▶ _課題_
浄土真宗と本「死を想う」をめぐる文章を、一字も変えずに全文書き写してください。

═══ 原文 ═══

この本の中で、伊藤さんと二人で正信偈の最初の何節かをいっしょにおさらいするところがでてきます。
熊本もそうだったのかもしれませんが、富山はもちろん浄土真宗王国、私の祖母も母も葬儀や法事などでは寺の住職といっしょに読み上げていましたから、勢い私もお経の最初のあたりは自然に空で出てくる。蓮如上人が撰述したとされる「白骨の御文(おふみ)=大谷派の言い方」もその調子につられてその一部が出てきます。中身は私自身の生き方とはおよそかけ離れたところはありますが、人生の一面を普遍的にとらえているという点では他に類をみない心にしみる文だと私は思っているのです。変ですかね?

私自身、神も仏も信じないと言ってしまえば身も蓋もないし、信じる人を否定しようなどと大それたことは毛頭思いはしないけれど、それでも何となく身についたものとして質素・素朴な浄土真宗の振る舞いは共感できるところが多いのですね。
たとえば、神道や一部の仏教で「清めの塩」を使うところがあるけれど、浄土真宗の住職が「人が死ぬことも白骨となることも決して不浄のものではなく、清めるべき存在でもない」と私たちを諭しつつ、素手で骨を愛おしく拾い厚め壺に収めていたのを見て、いたく感動した覚えがあります。
とはいえ、東本願寺、西本願寺、○○派などと、どうしてこんなに宗派があるのかと子どもながらに不思議でしようがありませんでした。富山でも政治活動にいくぶん関わり合うようになって、仲間の活動家住職に「あんたの宗派は?」と聞くと「オレは本願寺だ」と冗談を言うヤツもいて、ちょっとは救われた気がしましたっけ。

石牟礼さんと伊藤さんの「死を想う」の副題が「われらも終には仏なり」となっています。
この本の終わりには、昔の人たちが願っても叶えられなかった願い、苦しみの果ての救いを「浄土」に求め「いつかは浄土へ参るべき」と歌ったことを紹介しつつ、「昔の人がこんな風に歌っていたのかと思うと、何も変わっていない、進歩していない現代はいったい何なのか」とため息をつく場面があります。今日の日本について「死相を浮かべた国」などと恐ろしい評価さえ下していますからね。

═══ 記録情報 ═══

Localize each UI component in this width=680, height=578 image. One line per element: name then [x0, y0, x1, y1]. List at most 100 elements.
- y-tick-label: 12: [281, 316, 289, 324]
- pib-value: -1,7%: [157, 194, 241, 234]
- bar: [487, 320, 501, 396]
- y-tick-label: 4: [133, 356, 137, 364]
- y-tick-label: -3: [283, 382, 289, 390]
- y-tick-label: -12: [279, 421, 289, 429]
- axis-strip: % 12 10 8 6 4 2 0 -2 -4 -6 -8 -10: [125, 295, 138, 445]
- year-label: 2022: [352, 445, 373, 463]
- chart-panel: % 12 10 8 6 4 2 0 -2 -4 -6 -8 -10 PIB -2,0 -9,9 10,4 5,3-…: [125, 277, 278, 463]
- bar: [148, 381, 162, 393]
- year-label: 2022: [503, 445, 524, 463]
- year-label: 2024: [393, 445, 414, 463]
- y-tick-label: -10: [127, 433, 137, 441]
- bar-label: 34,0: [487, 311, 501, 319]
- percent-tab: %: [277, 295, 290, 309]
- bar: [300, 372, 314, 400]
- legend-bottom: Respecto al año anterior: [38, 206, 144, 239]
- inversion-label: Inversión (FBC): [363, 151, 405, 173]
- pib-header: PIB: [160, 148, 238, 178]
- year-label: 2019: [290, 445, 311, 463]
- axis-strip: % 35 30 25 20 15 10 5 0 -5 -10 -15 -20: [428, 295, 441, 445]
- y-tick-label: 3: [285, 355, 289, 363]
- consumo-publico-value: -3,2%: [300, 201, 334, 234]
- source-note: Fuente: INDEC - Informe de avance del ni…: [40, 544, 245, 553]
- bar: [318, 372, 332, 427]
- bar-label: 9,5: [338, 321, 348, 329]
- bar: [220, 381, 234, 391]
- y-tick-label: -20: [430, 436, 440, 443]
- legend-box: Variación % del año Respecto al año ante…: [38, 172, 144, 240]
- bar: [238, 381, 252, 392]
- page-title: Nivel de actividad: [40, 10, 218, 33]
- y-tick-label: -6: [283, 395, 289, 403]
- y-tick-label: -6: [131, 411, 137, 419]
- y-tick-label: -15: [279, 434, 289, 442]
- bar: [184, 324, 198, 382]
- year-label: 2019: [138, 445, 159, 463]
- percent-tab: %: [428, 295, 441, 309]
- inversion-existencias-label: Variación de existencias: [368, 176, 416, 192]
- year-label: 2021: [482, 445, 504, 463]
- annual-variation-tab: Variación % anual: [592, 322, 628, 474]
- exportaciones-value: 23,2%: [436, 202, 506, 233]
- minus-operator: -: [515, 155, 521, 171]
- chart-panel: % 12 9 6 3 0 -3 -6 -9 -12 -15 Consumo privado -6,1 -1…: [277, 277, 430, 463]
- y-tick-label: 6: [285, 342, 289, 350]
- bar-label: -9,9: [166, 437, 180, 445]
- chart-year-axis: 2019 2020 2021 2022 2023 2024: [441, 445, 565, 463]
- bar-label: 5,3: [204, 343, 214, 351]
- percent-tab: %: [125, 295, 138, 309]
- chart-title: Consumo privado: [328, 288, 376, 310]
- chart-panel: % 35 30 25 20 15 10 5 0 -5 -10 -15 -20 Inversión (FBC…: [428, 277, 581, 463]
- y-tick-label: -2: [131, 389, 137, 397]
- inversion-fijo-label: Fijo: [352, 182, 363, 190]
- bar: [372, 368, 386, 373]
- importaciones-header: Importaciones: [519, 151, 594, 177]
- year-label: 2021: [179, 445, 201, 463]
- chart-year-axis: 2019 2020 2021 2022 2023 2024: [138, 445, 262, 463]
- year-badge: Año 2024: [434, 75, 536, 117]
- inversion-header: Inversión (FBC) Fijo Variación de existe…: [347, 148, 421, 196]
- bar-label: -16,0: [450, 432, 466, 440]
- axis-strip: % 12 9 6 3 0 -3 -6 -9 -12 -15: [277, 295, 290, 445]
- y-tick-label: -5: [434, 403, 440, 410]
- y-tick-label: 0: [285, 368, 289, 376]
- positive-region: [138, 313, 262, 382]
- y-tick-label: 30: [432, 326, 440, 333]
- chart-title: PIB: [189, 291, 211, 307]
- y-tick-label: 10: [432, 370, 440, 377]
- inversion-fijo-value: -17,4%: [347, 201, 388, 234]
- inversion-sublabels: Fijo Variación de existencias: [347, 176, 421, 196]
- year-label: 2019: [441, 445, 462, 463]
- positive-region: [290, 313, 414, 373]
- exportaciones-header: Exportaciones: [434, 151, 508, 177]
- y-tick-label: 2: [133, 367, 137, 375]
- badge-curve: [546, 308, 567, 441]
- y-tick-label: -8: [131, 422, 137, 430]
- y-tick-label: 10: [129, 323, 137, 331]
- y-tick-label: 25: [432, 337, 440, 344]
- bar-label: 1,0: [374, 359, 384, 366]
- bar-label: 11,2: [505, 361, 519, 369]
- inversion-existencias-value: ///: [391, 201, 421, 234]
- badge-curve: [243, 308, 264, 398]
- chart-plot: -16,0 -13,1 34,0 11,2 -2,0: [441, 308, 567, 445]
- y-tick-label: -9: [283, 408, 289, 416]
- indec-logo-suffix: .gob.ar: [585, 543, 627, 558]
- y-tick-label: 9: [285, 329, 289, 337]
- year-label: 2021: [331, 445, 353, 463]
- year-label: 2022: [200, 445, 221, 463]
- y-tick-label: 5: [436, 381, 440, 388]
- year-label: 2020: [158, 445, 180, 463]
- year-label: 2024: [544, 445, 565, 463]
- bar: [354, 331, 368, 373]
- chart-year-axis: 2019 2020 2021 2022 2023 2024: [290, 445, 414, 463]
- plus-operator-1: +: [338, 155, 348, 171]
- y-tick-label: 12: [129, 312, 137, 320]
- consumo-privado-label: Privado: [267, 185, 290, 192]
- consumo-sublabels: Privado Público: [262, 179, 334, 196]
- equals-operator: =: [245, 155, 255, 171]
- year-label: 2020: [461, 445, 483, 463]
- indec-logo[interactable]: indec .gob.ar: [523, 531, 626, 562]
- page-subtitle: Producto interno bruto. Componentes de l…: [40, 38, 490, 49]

═══

▶ _解答欄_
この本の中で、伊藤さんと二人で正信偈の最初の何節かをいっしょにおさらいするところがでてきます。
熊本もそうだったのかもしれませんが、富山はもちろん浄土真宗王国、私の祖母も母も葬儀や法事などでは寺の住職といっしょに読み上げていましたから、勢い私もお経の最初のあたりは自然に空で出てくる。蓮如上人が撰述したとされる「白骨の御文(おふみ)=大谷派の言い方」もその調子につられてその一部が出てきます。中身は私自身の生き方とはおよそかけ離れたところはありますが、人生の一面を普遍的にとらえているという点では他に類をみない心にしみる文だと私は思っているのです。変ですかね?

私自身、神も仏も信じないと言ってしまえば身も蓋もないし、信じる人を否定しようなどと大それたことは毛頭思いはしないけれど、それでも何となく身についたものとして質素・素朴な浄土真宗の振る舞いは共感できるところが多いのですね。
たとえば、神道や一部の仏教で「清めの塩」を使うところがあるけれど、浄土真宗の住職が「人が死ぬことも白骨となることも決して不浄のものではなく、清めるべき存在でもない」と私たちを諭しつつ、素手で骨を愛おしく拾い厚め壺に収めていたのを見て、いたく感動した覚えがあります。
とはいえ、東本願寺、西本願寺、○○派などと、どうしてこんなに宗派があるのかと子どもながらに不思議でしようがありませんでした。富山でも政治活動にいくぶん関わり合うようになって、仲間の活動家住職に「あんたの宗派は?」と聞くと「オレは本願寺だ」と冗談を言うヤツもいて、ちょっとは救われた気がしましたっけ。

石牟礼さんと伊藤さんの「死を想う」の副題が「われらも終には仏なり」となっています。
この本の終わりには、昔の人たちが願っても叶えられなかった願い、苦しみの果ての救いを「浄土」に求め「いつかは浄土へ参るべき」と歌ったことを紹介しつつ、「昔の人がこんな風に歌っていたのかと思うと、何も変わっていない、進歩していない現代はいったい何なのか」とため息をつく場面があります。今日の日本について「死相を浮かべた国」などと恐ろしい評価さえ下していますからね。